本文

最近いろんな種類の測定データに触れる機会が増えてきて「バックグラウンドの評価を試料や測定手法に依存せずにちゃちゃっと一括処理でやりたいな…」という気持ちが高まってきました。いろいろと探してみたところ、「ちょっと工夫するだけでピークを避けるような範囲指定をしないでもうまいことバックグラウンドのフィッティングができるよ」という論文をみつけました。ちょうどピークが動くせいで範囲指定が厄介な連続測定データがあったので「範囲指定いらないの最高じゃん」と思い早速採用して効果を実感したのですが、「もしかしたらバックグラウンド評価の技術って進歩してるのでは?」とふと思いもう少し深く掘ってみたところBEADSというアルゴリズムを発見しました。(ハイパーパラメータはあるけど)モデルフリーかつ高速にバックグラウンドを評価できるとのこと。試してみたらほんとにできちゃって「これはもっと広く知られるべきでは…」と思ったので紹介します。
背景
(早く実例を見たい方は準備から読んでも大丈夫です)
私が知っていたバックグラウンド除去
天文、物理、化学、生物などのあらゆる実験や測定で日々扱われているデータには必ずと言っていいほどバックグラウンド(分野によってはベースライン)と呼ばれる、できることなら測定にかからないでほしかったシグナルが含まれています。バックグラウンドが測定データに紛れ込む姿には様々な形があり、例えば、測定データ全体を一定の値や右肩上がり/下がりの直線で嵩上げするとても素直なものや複数の緩やかな丘が重なっているように見えるものがあります。
どんな実験データでも解析の第一歩はこういったバックグラウンドの評価ですが、実際に使われている評価方法は実験手法、試料の形状や構成元素、測定条件などによって異なります。一番ラッキーなのは、バックグラウンドの原因が分かっていて理論的に計算できる場合やバックグラウンドだけのデータを測定できる場合です。次にラッキーなのは測定機器メーカの提供するソフトウェアに自動バックグラウンド除去機能が含まれていて、ボタン一つでバックグラウンド除去済みのデータがポンッと出てくる場合でしょう。ラッキーではないほとんどの人たちがおそらく一番多く採用しているのは、うまいことバックグラウンドの形状を表現できそうな関数(多項式など)を使って最小二乗法などでフィッティングする方法だと思います1。このとき必要となる手順は以下のような感じでしょう。
- 測定データを眺める
- バックグラウンドを表現できそうな関数を定義する(例えば多項式なら何次まで使うか、など)
- フィッティングの対象にする「真のシグナルが含まれなさそうなバックグラウンドだけの測定点」を選ぶ
- 試行錯誤していい感じの初期値をみつける
- なんらかの出来合いのソフトウェアやパッケージをつかってフィッティングする
実は3の「フィッティングに使う測定点の選択」は冒頭で紹介した論文のコスト関数を正負で非対称にする方法を使うとスキップできるのですが、この話はここではしません2。そして3があってもなくても4はやはり面倒です。特に大量のデータを一括処理したいときに不都合が生じることがあります。

課題の資料
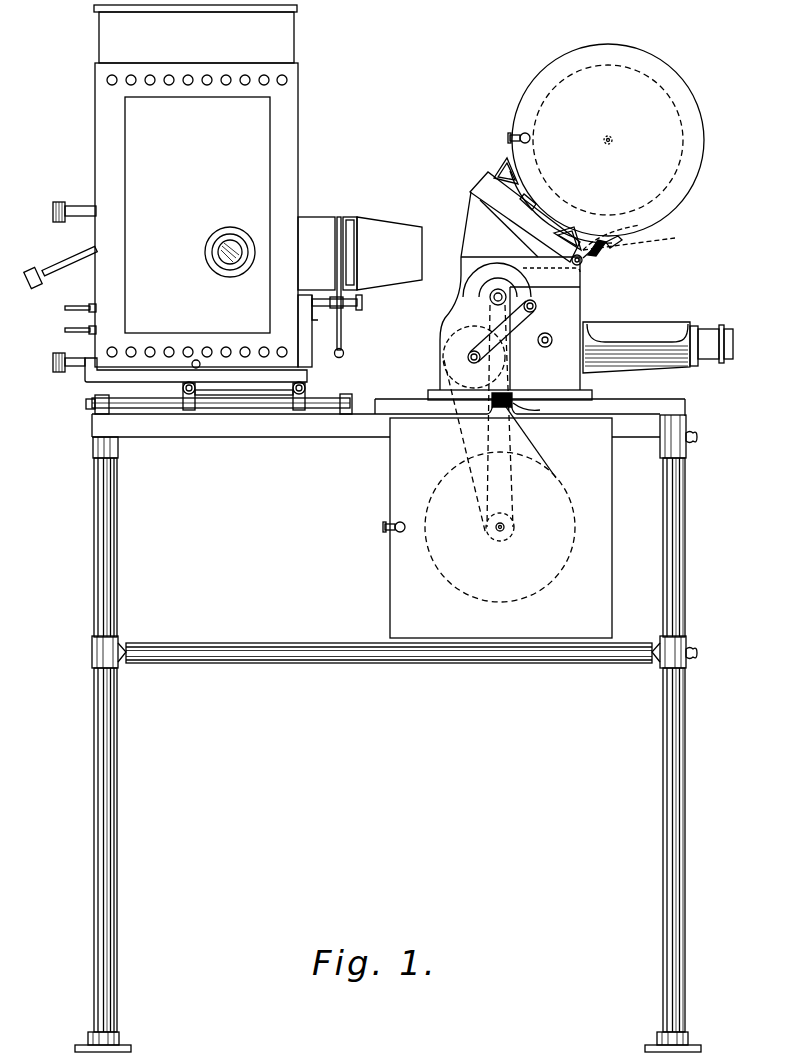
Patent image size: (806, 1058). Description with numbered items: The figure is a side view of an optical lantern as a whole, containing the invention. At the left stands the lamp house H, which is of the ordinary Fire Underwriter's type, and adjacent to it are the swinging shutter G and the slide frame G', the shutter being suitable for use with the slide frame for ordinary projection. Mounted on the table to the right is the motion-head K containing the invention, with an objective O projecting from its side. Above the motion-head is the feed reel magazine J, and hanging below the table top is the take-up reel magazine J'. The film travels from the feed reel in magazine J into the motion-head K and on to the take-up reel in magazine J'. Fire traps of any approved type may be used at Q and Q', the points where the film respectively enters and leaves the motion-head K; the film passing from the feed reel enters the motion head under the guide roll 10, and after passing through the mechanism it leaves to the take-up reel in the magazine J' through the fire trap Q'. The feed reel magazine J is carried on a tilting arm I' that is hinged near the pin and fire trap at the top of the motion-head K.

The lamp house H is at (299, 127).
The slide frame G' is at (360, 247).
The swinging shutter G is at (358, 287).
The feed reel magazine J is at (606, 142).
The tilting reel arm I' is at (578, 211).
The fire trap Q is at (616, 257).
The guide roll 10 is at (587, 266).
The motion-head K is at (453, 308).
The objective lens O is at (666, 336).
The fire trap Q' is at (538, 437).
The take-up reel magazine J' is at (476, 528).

課題指示 1
部品位置の記録をすべて、一字一句変えずに再掲せよ。画像は含めないこと。
課題指示 2
バックグラウンド除去についての本文の続きを、その最後の文の後から書け。

解答文 1
Patent image size: (806, 1058). Description with numbered items: The figure is a side view of an optical lantern as a whole, containing the invention. At the left stands the lamp house H, which is of the ordinary Fire Underwriter's type, and adjacent to it are the swinging shutter G and the slide frame G', the shutter being suitable for use with the slide frame for ordinary projection. Mounted on the table to the right is the motion-head K containing the invention, with an objective O projecting from its side. Above the motion-head is the feed reel magazine J, and hanging below the table top is the take-up reel magazine J'. The film travels from the feed reel in magazine J into the motion-head K and on to the take-up reel in magazine J'. Fire traps of any approved type may be used at Q and Q', the points where the film respectively enters and leaves the motion-head K; the film passing from the feed reel enters the motion head under the guide roll 10, and after passing through the mechanism it leaves to the take-up reel in the magazine J' through the fire trap Q'. The feed reel magazine J is carried on a tilting arm I' that is hinged near the pin and fire trap at the top of the motion-head K.

The lamp house H is at (299, 127).
The slide frame G' is at (360, 247).
The swinging shutter G is at (358, 287).
The feed reel magazine J is at (606, 142).
The tilting reel arm I' is at (578, 211).
The fire trap Q is at (616, 257).
The guide roll 10 is at (587, 266).
The motion-head K is at (453, 308).
The objective lens O is at (666, 336).
The fire trap Q' is at (538, 437).
The take-up reel magazine J' is at (476, 528).

解答文 2
また、関数の定義にも不安があります。例えば上の図の右下にある「二つの"丘"+定数」の例では破線で示した二つのブロードなガウス関数と定数を真のシグナルに足しています。しかし、青い線だけをみて「このバックグラウンドはブロードなガウス関数二つに定数の下駄を履かせると表現できるな」と判断できる人は少ないでしょう。こういうときのとりあえずの選択肢となる多項式でもそこそこうまく表現できるかもしれませんが、次数決めと初期値探しに苦労しそうですし、やはり連続測定などの一括処理では不安が残ります。
2000年ごろからバックグラウンド評価技術に変化が
私が経験してきた物性物理、材料科学分野ではバックグラウンド補正は特段のペインとは考えられておらず、私を含めおそらく関数によるフィッティングやポチポチと点を選んで補完する方法を採用してる人が多いと思います。しかし、ラマン分光・IF-IR・クロマトグラフィー・質量分析・NMRといった、バックグラウンドの形状がやっかいな測定を使うコミュニティではより良いバックグラウンド評価技術を探る動きが2000年ごろから活発になったようです3。それらの中でも特に有名になり以降のベンチマークに必ず登場するようになったairPLS(adaptive iteratively reweighted penalized least squares)というアルゴリズムの2010年発表の論文でそれまでに発表された主な手法がカテゴリ分けされています。曰く、だいたいの手法が
- 多項式フィッティング
- ペナルティまたは重み付き最小二乗法
- ウェーブレット変換(周波数空間での分離)
- 微分
- robust local regression
に分けられ、それぞれにそれなりの良し悪しがあります。本稿はバックグラウンド評価技術全般に言及するつもりはないので、ここでこれらの技術についてはこれ以上触れません。興味のある方はairPLSの引用をたどって調べてみてください。測定データによってはBEADSよりもよい性能が出るものがあるかもしれません。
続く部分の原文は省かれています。